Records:
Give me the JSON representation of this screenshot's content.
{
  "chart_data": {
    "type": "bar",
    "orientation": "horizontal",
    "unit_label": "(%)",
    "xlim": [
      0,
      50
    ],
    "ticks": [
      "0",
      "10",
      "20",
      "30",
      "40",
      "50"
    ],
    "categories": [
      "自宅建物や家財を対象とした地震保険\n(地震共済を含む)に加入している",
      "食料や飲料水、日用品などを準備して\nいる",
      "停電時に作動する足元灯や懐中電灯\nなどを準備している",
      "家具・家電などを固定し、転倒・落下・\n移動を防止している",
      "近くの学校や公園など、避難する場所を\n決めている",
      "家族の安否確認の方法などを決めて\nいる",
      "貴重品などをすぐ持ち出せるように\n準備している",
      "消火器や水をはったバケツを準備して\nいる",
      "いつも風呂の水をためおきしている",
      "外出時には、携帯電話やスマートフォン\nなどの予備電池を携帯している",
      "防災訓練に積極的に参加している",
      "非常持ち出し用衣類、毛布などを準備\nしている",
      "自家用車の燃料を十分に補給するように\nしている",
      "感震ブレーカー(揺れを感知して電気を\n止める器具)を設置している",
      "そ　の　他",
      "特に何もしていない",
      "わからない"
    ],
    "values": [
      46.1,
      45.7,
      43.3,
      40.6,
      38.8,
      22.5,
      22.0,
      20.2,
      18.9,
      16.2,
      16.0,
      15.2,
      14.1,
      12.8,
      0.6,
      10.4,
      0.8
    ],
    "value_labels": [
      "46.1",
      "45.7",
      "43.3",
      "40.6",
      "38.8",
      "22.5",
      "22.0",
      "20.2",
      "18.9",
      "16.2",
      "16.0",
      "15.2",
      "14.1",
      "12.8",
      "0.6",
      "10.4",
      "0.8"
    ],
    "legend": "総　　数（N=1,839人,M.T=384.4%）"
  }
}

WHAT IS REQUIRED: Report how many lines of the listing hold the word "nしている", with nothing but the number.

SOLUTION: 2